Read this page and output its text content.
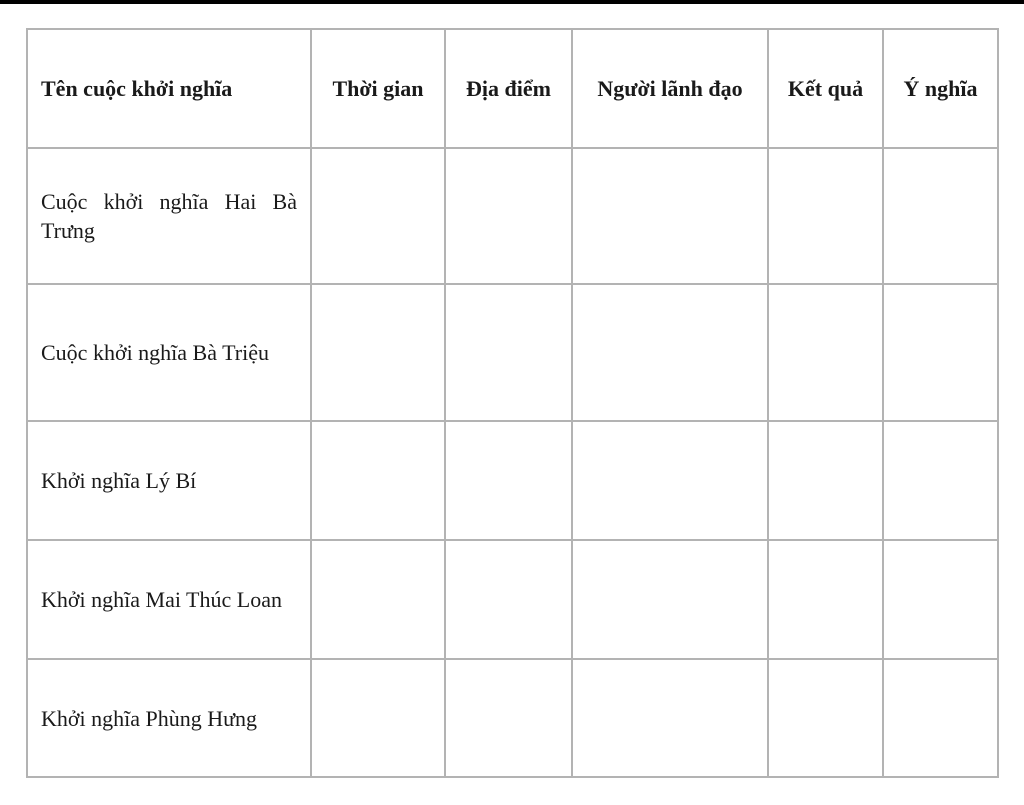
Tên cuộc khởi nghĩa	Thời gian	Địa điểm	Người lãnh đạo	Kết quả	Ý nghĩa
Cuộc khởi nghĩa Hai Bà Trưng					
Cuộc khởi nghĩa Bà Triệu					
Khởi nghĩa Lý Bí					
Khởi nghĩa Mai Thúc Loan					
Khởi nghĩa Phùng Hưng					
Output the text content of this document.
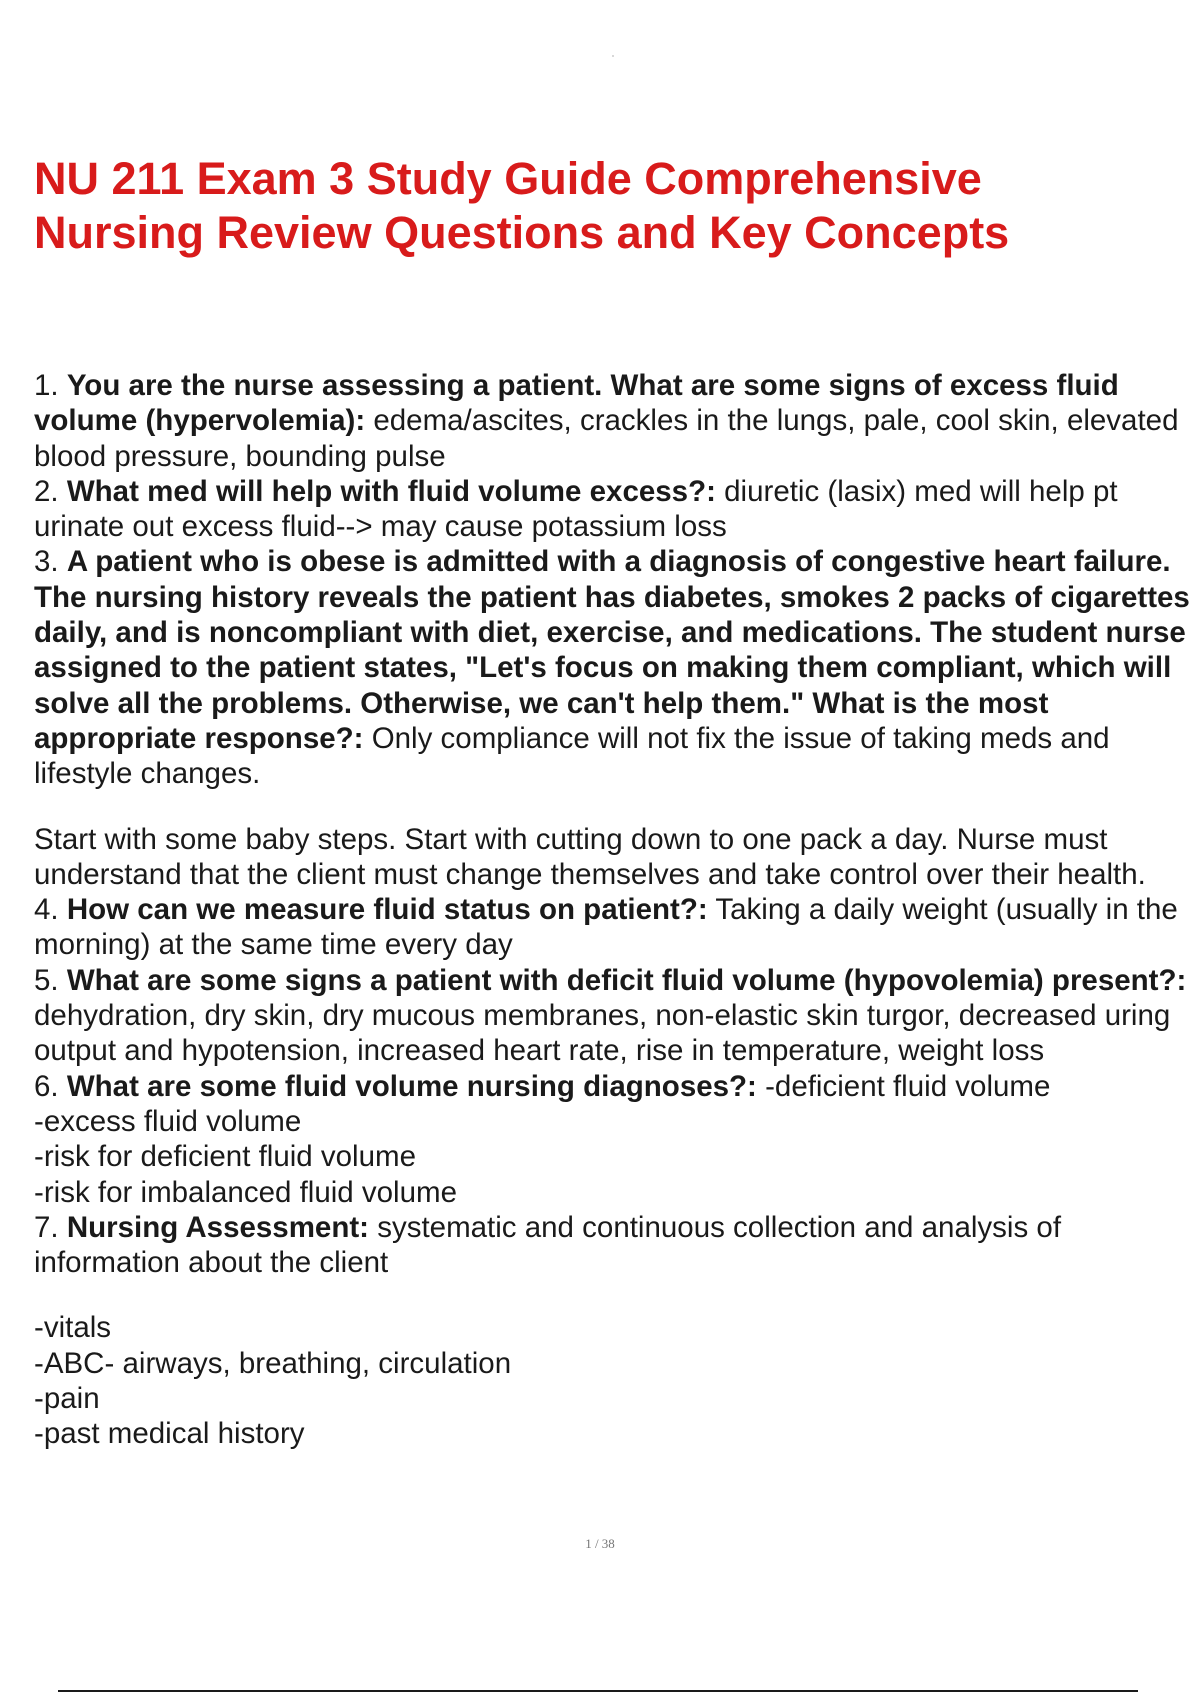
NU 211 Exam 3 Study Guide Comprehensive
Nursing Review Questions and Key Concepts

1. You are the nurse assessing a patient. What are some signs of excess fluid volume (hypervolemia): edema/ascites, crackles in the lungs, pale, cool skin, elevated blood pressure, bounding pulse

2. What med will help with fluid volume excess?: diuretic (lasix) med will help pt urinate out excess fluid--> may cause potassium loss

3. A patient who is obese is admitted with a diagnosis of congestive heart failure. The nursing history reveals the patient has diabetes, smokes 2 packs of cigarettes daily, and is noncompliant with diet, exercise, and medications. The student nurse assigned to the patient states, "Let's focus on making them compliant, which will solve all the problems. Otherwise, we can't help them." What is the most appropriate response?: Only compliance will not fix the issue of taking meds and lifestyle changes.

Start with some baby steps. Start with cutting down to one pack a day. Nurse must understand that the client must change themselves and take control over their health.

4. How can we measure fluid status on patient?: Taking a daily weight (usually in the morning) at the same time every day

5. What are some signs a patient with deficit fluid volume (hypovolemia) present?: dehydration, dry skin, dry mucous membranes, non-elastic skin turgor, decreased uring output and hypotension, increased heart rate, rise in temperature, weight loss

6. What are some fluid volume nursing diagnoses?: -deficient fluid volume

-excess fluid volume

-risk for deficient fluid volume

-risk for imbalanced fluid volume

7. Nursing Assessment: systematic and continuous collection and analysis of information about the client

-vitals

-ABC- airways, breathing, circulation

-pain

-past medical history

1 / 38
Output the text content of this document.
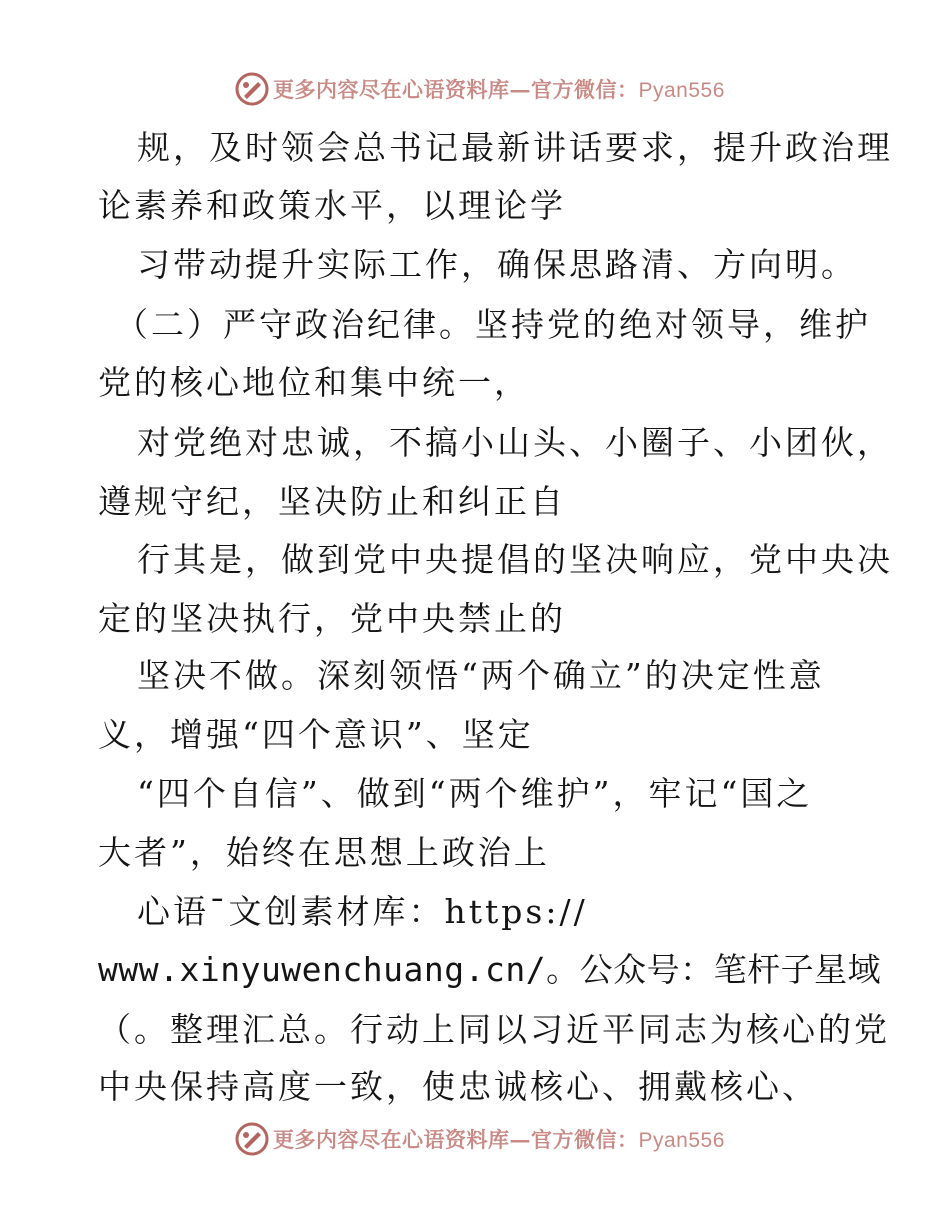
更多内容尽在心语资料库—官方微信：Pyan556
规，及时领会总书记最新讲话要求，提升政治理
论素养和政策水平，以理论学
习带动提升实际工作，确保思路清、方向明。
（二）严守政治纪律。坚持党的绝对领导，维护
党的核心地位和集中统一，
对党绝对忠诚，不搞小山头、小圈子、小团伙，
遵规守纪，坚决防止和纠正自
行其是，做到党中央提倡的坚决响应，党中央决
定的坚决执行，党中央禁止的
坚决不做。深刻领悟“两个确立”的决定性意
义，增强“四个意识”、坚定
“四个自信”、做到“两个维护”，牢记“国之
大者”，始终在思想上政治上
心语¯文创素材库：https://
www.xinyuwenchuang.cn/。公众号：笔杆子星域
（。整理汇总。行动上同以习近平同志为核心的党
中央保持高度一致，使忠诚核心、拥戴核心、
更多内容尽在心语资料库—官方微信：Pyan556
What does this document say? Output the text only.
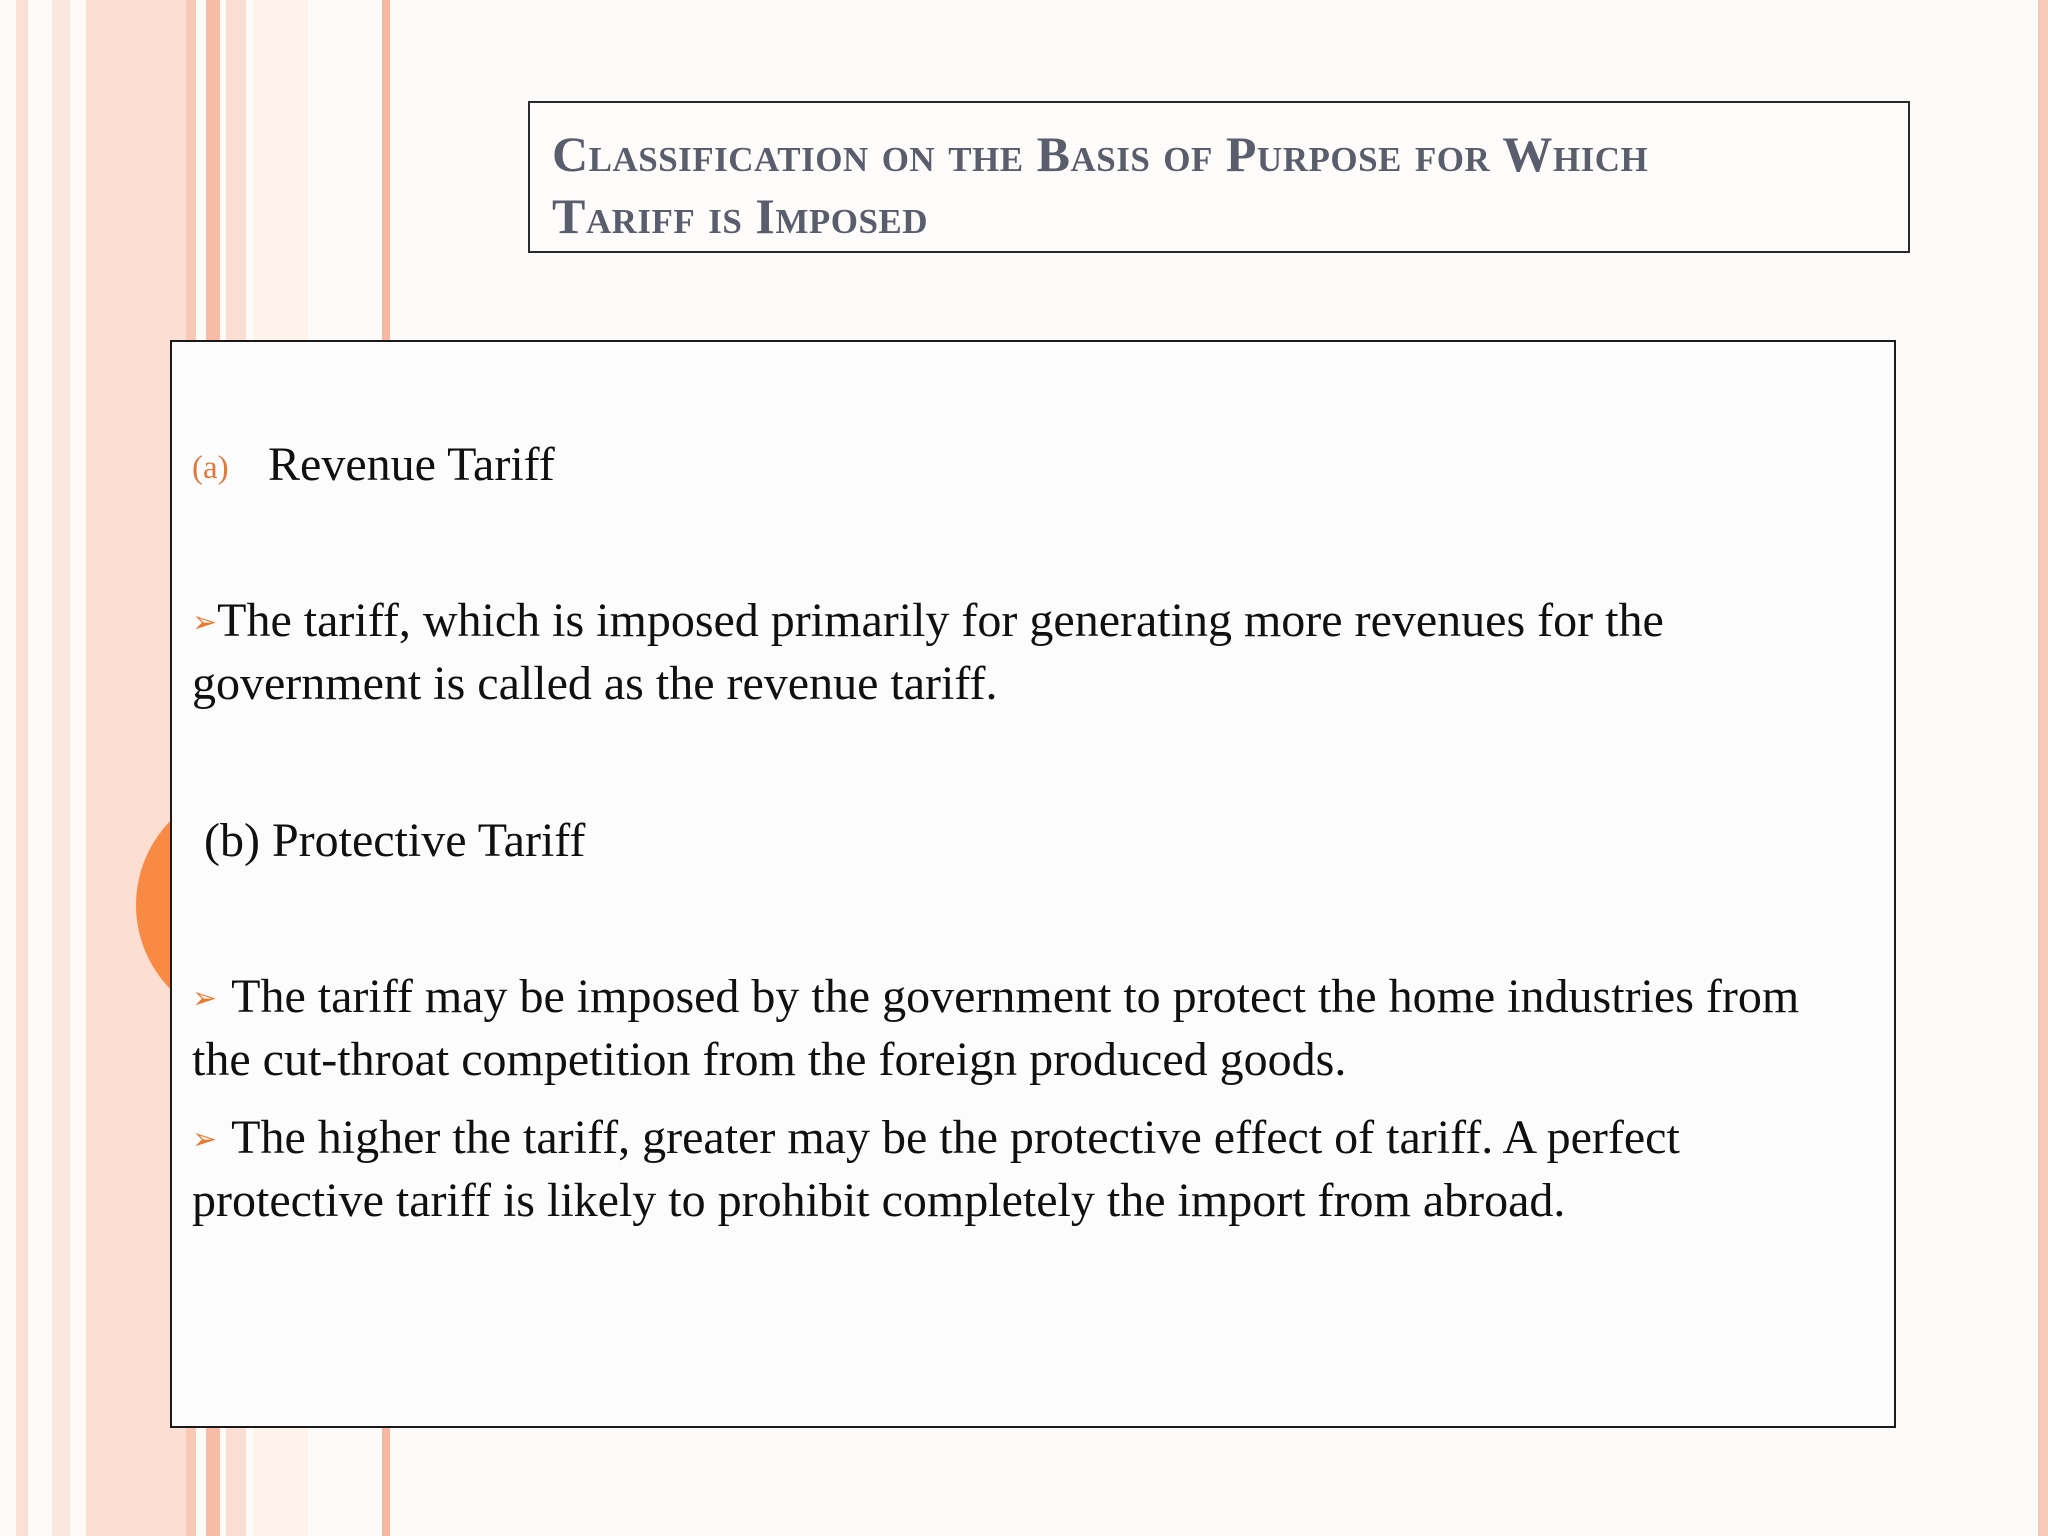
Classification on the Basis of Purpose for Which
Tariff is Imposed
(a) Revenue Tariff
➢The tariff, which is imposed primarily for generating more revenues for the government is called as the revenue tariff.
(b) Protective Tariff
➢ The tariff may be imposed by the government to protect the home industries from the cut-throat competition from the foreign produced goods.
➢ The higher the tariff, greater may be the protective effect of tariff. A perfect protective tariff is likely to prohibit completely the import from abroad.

★ ★ ★ ★ ★ ★ ★

**Written task:** Your task is to output exactly the lines from the line containing "What does this" through the last line, inclusive, leaving every picture out.

**Output:**
What does this document say? Output the text only.
Classification on the Basis of Purpose for Which
Tariff is Imposed
(a) Revenue Tariff
➢The tariff, which is imposed primarily for generating more revenues for the government is called as the revenue tariff.
(b) Protective Tariff
➢ The tariff may be imposed by the government to protect the home industries from the cut-throat competition from the foreign produced goods.
➢ The higher the tariff, greater may be the protective effect of tariff. A perfect protective tariff is likely to prohibit completely the import from abroad.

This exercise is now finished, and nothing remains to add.